■ **REQUIRED WORK**
Lines containing the string "title" are to be collected in full.

++++++

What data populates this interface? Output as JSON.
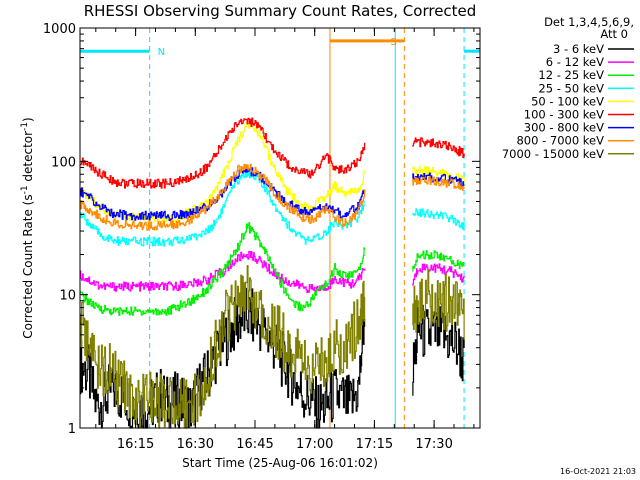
{
  "chart_data": {
    "type": "line",
    "title": "RHESSI Observing Summary Count Rates, Corrected",
    "xlabel": "Start Time (25-Aug-06 16:01:02)",
    "ylabel": "Corrected Count Rate (s⁻¹ detector⁻¹)",
    "ylabel_parts": {
      "main": "Corrected Count Rate (s",
      "exp1": "-1",
      "mid": " detector",
      "exp2": "-1",
      "close": ")"
    },
    "yscale": "log",
    "ylim": [
      1,
      1000
    ],
    "xlim": [
      0,
      100.5
    ],
    "x_unit": "minutes after 16:01:02",
    "x_ticks": [
      {
        "v": 13.97,
        "label": "16:15"
      },
      {
        "v": 28.97,
        "label": "16:30"
      },
      {
        "v": 43.97,
        "label": "16:45"
      },
      {
        "v": 58.97,
        "label": "17:00"
      },
      {
        "v": 73.97,
        "label": "17:15"
      },
      {
        "v": 88.97,
        "label": "17:30"
      }
    ],
    "y_ticks": [
      {
        "v": 1,
        "label": "1"
      },
      {
        "v": 10,
        "label": "10"
      },
      {
        "v": 100,
        "label": "100"
      },
      {
        "v": 1000,
        "label": "1000"
      }
    ],
    "legend_header": [
      "Det 1,3,4,5,6,9,",
      "Att 0"
    ],
    "legend_placement": "right",
    "segments": [
      [
        0,
        71.5
      ],
      [
        83.5,
        96.5
      ]
    ],
    "flags": [
      {
        "label": "N",
        "color": "#00e5ff",
        "x0": 0,
        "x1": 17.5,
        "y": 670
      },
      {
        "label": "",
        "color": "#00e5ff",
        "x0": 96.5,
        "x1": 100.5,
        "y": 670
      },
      {
        "label": "S",
        "color": "#ff8c00",
        "x0": 62.8,
        "x1": 81.5,
        "y": 800
      }
    ],
    "vlines": [
      {
        "x": 17.5,
        "color": "#00e5ff",
        "style": "dashed"
      },
      {
        "x": 79.2,
        "color": "#00e5ff",
        "style": "solid"
      },
      {
        "x": 96.5,
        "color": "#00e5ff",
        "style": "dashed"
      },
      {
        "x": 62.8,
        "color": "#ff8c00",
        "style": "solid"
      },
      {
        "x": 81.5,
        "color": "#ff8c00",
        "style": "dashed"
      }
    ],
    "x": [
      0,
      2,
      4,
      6,
      8,
      10,
      12,
      14,
      16,
      18,
      20,
      22,
      24,
      26,
      28,
      30,
      32,
      34,
      36,
      38,
      40,
      42,
      44,
      46,
      48,
      50,
      52,
      54,
      56,
      58,
      60,
      62,
      64,
      66,
      68,
      70,
      71.5,
      83.5,
      85,
      87,
      89,
      91,
      93,
      95,
      96.5
    ],
    "series": [
      {
        "name": "3 - 6 keV",
        "color": "#000000",
        "values": [
          3,
          2.6,
          1.5,
          1.6,
          2,
          1.8,
          1.6,
          1.5,
          1.4,
          1.5,
          1.8,
          1.5,
          1.6,
          1.5,
          1.4,
          2,
          2.5,
          3.5,
          4.5,
          5.5,
          6.5,
          7,
          6.5,
          5.5,
          4.5,
          3.5,
          2.8,
          2.2,
          1.8,
          1.6,
          1.4,
          1.5,
          1.8,
          1.6,
          1.5,
          2,
          7.5,
          2.5,
          5.5,
          5,
          5,
          5,
          4.5,
          4,
          3
        ]
      },
      {
        "name": "6 - 12 keV",
        "color": "#ff00ff",
        "values": [
          14,
          13,
          12,
          11.5,
          11.5,
          11.5,
          11.5,
          11.5,
          11.5,
          11.5,
          11.5,
          11.5,
          11.5,
          12,
          12,
          12.5,
          13,
          14,
          15,
          17,
          19,
          20,
          19,
          17,
          15,
          13.5,
          12.5,
          12,
          11.5,
          11,
          11,
          11.5,
          13,
          12.5,
          12,
          13,
          16,
          12,
          16,
          16,
          16,
          15.5,
          15,
          14,
          13
        ]
      },
      {
        "name": "12 - 25 keV",
        "color": "#00ee00",
        "values": [
          10,
          9,
          8,
          7.8,
          7.5,
          7.5,
          7.5,
          7.5,
          7.5,
          7.5,
          7.5,
          7.5,
          8,
          8.5,
          9,
          10,
          11,
          13,
          15,
          19,
          24,
          33,
          28,
          22,
          17,
          13,
          10,
          8.5,
          8,
          9,
          11,
          12,
          16,
          14,
          14,
          15,
          22,
          15,
          20,
          20,
          20,
          19,
          18,
          17,
          16
        ]
      },
      {
        "name": "25 - 50 keV",
        "color": "#00ffff",
        "values": [
          40,
          35,
          30,
          27,
          25.5,
          25,
          25,
          25,
          25,
          25,
          25,
          25,
          25,
          26,
          27,
          28,
          30,
          35,
          45,
          60,
          75,
          82,
          78,
          65,
          52,
          42,
          34,
          29,
          26,
          25,
          27,
          30,
          36,
          33,
          34,
          38,
          50,
          42,
          42,
          41,
          40,
          39,
          37,
          35,
          33
        ]
      },
      {
        "name": "50 - 100 keV",
        "color": "#ffff00",
        "values": [
          60,
          55,
          48,
          44,
          41,
          39,
          38,
          38,
          38,
          38,
          38,
          38,
          38,
          40,
          42,
          45,
          50,
          60,
          80,
          110,
          150,
          195,
          180,
          140,
          100,
          75,
          60,
          52,
          47,
          45,
          50,
          55,
          65,
          58,
          58,
          62,
          80,
          85,
          85,
          84,
          83,
          81,
          79,
          75,
          72
        ]
      },
      {
        "name": "100 - 300 keV",
        "color": "#ff0000",
        "values": [
          100,
          95,
          85,
          78,
          72,
          69,
          68,
          68,
          68,
          68,
          68,
          68,
          70,
          72,
          76,
          82,
          92,
          110,
          140,
          170,
          200,
          205,
          190,
          160,
          130,
          110,
          95,
          88,
          82,
          80,
          95,
          110,
          88,
          85,
          90,
          100,
          135,
          140,
          140,
          138,
          135,
          132,
          128,
          120,
          115
        ]
      },
      {
        "name": "300 - 800 keV",
        "color": "#0000ff",
        "values": [
          60,
          55,
          48,
          44,
          41,
          40,
          39,
          39,
          39,
          39,
          39,
          39,
          39,
          40,
          41,
          43,
          46,
          52,
          60,
          72,
          82,
          86,
          82,
          74,
          63,
          55,
          49,
          45,
          42,
          41,
          44,
          46,
          42,
          40,
          42,
          46,
          60,
          75,
          76,
          76,
          75,
          74,
          72,
          70,
          68
        ]
      },
      {
        "name": "800 - 7000 keV",
        "color": "#ff8c00",
        "values": [
          48,
          44,
          40,
          37,
          35,
          34,
          33,
          33,
          33,
          33,
          33,
          33,
          34,
          35,
          37,
          40,
          45,
          53,
          62,
          76,
          88,
          90,
          86,
          76,
          63,
          53,
          46,
          42,
          38,
          36,
          40,
          45,
          38,
          35,
          37,
          43,
          58,
          70,
          72,
          72,
          72,
          70,
          68,
          66,
          62
        ]
      },
      {
        "name": "7000 - 15000 keV",
        "color": "#808000",
        "values": [
          6,
          4.5,
          3,
          2.8,
          2.5,
          2.2,
          1.8,
          1.7,
          1.6,
          1.6,
          1.6,
          1.6,
          1.6,
          1.6,
          1.6,
          1.8,
          2.5,
          4,
          6,
          8,
          9.5,
          10,
          9,
          7.5,
          6,
          5,
          4,
          3.5,
          3,
          2.7,
          3,
          3.5,
          4,
          4,
          5,
          6,
          9,
          7,
          9.5,
          9.5,
          9.5,
          9,
          8.5,
          8,
          7.5
        ]
      }
    ],
    "timestamp": "16-Oct-2021 21:03"
  }
}
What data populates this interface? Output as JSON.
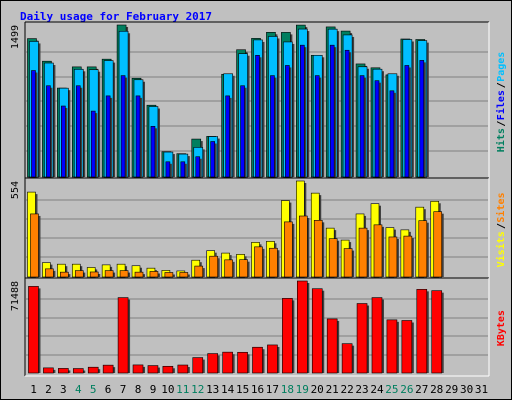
{
  "chart_data": {
    "type": "bar",
    "title": "Daily usage for February 2017",
    "categories": [
      "1",
      "2",
      "3",
      "4",
      "5",
      "6",
      "7",
      "8",
      "9",
      "10",
      "11",
      "12",
      "13",
      "14",
      "15",
      "16",
      "17",
      "18",
      "19",
      "20",
      "21",
      "22",
      "23",
      "24",
      "25",
      "26",
      "27",
      "28",
      "29",
      "30",
      "31"
    ],
    "weekend_days": [
      "4",
      "5",
      "11",
      "12",
      "18",
      "19",
      "25",
      "26"
    ],
    "colors": {
      "background": "#c0c0c0",
      "plot_background": "#c0c0c0",
      "title": "#0000ff",
      "hits": "#007f5f",
      "files": "#0000ff",
      "pages": "#00bfff",
      "visits": "#ffff00",
      "sites": "#ff8000",
      "kbytes": "#ff0000",
      "weekend_label": "#007f5f",
      "weekday_label": "#000000"
    },
    "panels": [
      {
        "id": "hits-files-pages",
        "max_label": "1499",
        "ymax": 1499,
        "legend": [
          {
            "text": "Hits",
            "color": "#007f5f"
          },
          {
            "text": "/",
            "color": "#000000"
          },
          {
            "text": "Files",
            "color": "#0000ff"
          },
          {
            "text": "/",
            "color": "#000000"
          },
          {
            "text": "Pages",
            "color": "#00bfff"
          }
        ],
        "series": [
          {
            "name": "Hits",
            "values": [
              1365,
              1142,
              877,
              1086,
              1086,
              1162,
              1499,
              974,
              708,
              249,
              230,
              374,
              401,
              1013,
              1255,
              1367,
              1427,
              1426,
              1498,
              1200,
              1480,
              1439,
              1115,
              1077,
              1007,
              1361,
              1356,
              0,
              0,
              0,
              0
            ]
          },
          {
            "name": "Files",
            "values": [
              1050,
              900,
              700,
              900,
              650,
              800,
              1000,
              800,
              500,
              150,
              150,
              200,
              350,
              800,
              900,
              1200,
              1000,
              1100,
              1300,
              1000,
              1300,
              1250,
              1000,
              950,
              850,
              1100,
              1150,
              0,
              0,
              0,
              0
            ]
          },
          {
            "name": "Pages",
            "values": [
              1337,
              1124,
              876,
              1062,
              1058,
              1148,
              1437,
              959,
              695,
              246,
              226,
              292,
              399,
              1018,
              1216,
              1352,
              1386,
              1332,
              1459,
              1200,
              1458,
              1401,
              1087,
              1063,
              1018,
              1356,
              1345,
              0,
              0,
              0,
              0
            ]
          }
        ]
      },
      {
        "id": "visits-sites",
        "max_label": "554",
        "ymax": 554,
        "legend": [
          {
            "text": "Visits",
            "color": "#ffff00"
          },
          {
            "text": "/",
            "color": "#000000"
          },
          {
            "text": "Sites",
            "color": "#ff8000"
          }
        ],
        "series": [
          {
            "name": "Visits",
            "values": [
              490,
              83,
              74,
              74,
              55,
              70,
              74,
              65,
              51,
              38,
              35,
              97,
              152,
              138,
              131,
              200,
              206,
              441,
              554,
              484,
              282,
              213,
              364,
              423,
              285,
              272,
              403,
              437,
              0,
              0,
              0
            ]
          },
          {
            "name": "Sites",
            "values": [
              364,
              47,
              28,
              37,
              29,
              37,
              37,
              28,
              32,
              26,
              26,
              63,
              120,
              99,
              100,
              174,
              166,
              318,
              352,
              327,
              221,
              164,
              282,
              301,
              231,
              236,
              325,
              377,
              0,
              0,
              0
            ]
          }
        ]
      },
      {
        "id": "kbytes",
        "max_label": "71488",
        "ymax": 71488,
        "legend": [
          {
            "text": "KBytes",
            "color": "#ff0000"
          }
        ],
        "series": [
          {
            "name": "KBytes",
            "values": [
              67296,
              3985,
              3567,
              3481,
              4504,
              6102,
              58596,
              6284,
              5781,
              5218,
              6200,
              11984,
              15101,
              16203,
              16103,
              20022,
              21802,
              57998,
              71488,
              65498,
              42009,
              22802,
              53988,
              58599,
              41296,
              40795,
              64997,
              63988,
              0,
              0,
              0
            ]
          }
        ]
      }
    ]
  }
}
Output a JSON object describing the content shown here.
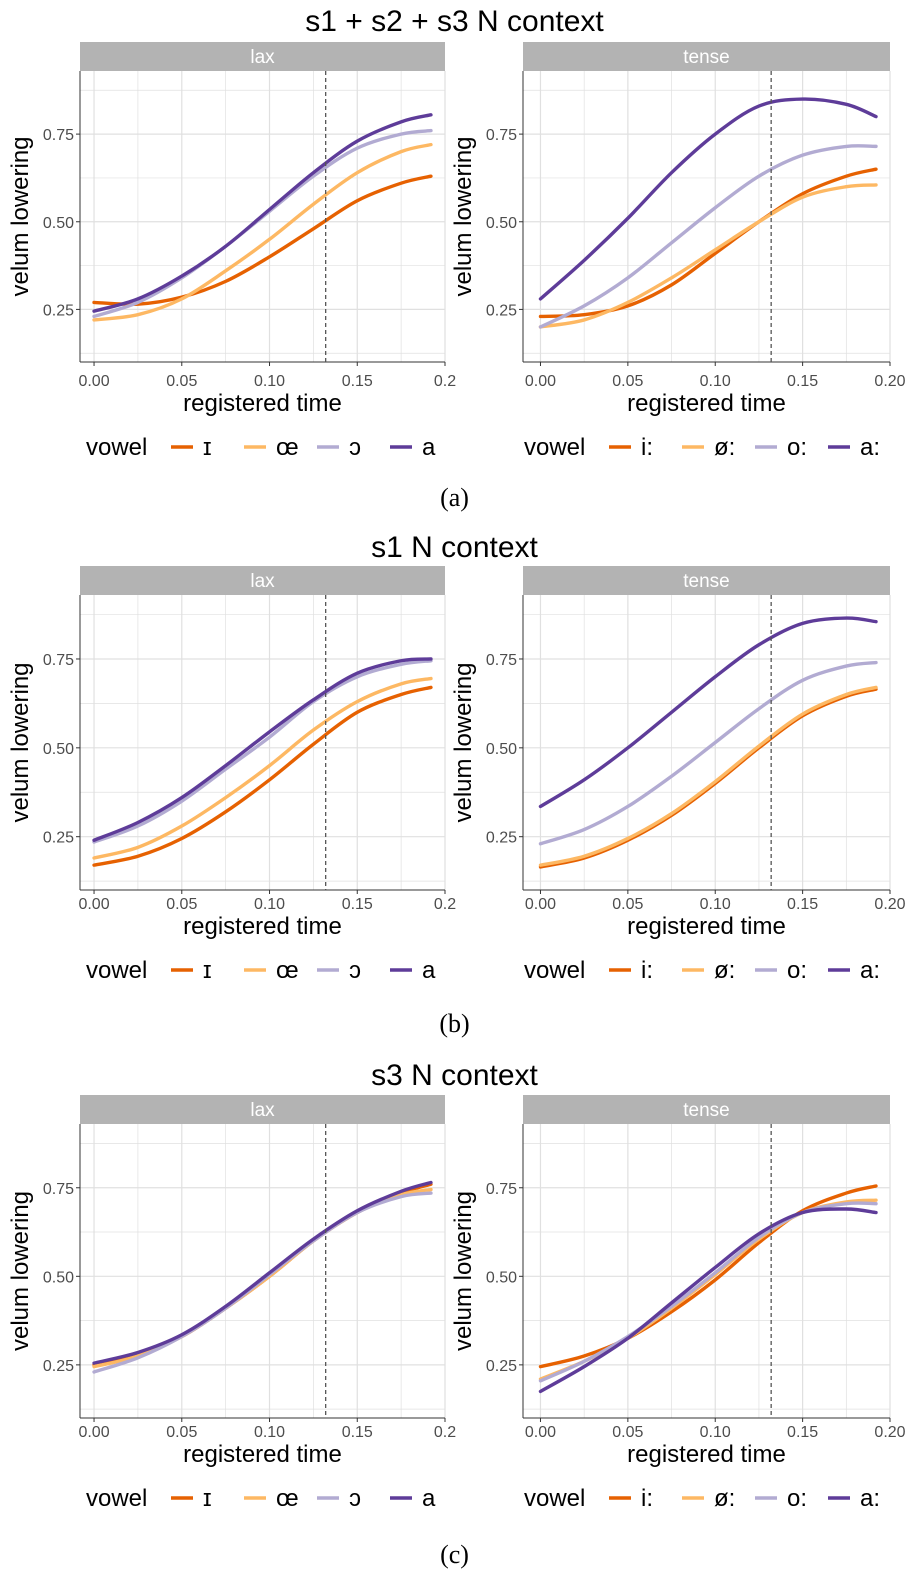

++++++

■ **CORRECT RESPONSE**
    "title": "RHESSI Observing Summary Count Rates, Corrected",
    "title": "Daily usage for February 2017",
      "title": "#0000ff",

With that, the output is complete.